[Raw data start]
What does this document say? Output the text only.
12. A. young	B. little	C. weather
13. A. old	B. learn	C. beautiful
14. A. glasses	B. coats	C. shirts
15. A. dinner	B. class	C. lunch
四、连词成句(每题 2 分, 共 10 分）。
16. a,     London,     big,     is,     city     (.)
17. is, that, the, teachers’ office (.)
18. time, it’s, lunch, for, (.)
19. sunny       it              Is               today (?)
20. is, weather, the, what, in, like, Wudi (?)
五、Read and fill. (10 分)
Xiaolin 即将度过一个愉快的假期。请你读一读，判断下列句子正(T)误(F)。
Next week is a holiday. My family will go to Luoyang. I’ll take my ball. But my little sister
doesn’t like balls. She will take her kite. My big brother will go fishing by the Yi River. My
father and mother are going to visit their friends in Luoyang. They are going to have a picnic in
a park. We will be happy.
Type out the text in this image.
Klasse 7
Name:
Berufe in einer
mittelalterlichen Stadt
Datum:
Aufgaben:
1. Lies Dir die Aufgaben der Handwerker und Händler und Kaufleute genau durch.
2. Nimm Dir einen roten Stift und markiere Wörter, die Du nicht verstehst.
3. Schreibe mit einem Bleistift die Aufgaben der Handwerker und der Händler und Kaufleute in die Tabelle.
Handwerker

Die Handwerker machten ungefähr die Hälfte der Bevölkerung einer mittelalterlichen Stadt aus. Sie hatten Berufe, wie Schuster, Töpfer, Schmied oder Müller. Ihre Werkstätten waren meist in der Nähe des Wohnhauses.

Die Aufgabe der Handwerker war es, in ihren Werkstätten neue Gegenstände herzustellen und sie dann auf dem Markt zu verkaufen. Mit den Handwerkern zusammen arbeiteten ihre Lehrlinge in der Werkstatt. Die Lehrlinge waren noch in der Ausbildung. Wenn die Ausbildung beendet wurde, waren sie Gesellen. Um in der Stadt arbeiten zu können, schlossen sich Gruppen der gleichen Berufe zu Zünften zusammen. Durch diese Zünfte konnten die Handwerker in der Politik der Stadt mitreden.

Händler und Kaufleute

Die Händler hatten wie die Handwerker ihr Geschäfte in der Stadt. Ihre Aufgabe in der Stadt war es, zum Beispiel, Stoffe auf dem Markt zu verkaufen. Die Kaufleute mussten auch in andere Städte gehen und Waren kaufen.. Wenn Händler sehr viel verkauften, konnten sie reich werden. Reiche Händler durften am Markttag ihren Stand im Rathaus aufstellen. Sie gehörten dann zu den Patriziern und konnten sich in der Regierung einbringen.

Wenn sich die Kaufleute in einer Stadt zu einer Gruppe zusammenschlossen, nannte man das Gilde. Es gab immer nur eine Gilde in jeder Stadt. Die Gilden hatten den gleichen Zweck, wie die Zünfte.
[Raw data end]
Required work =
Say how many lines contain the string "Luoyang", giving nothing but the count.

Result below =
2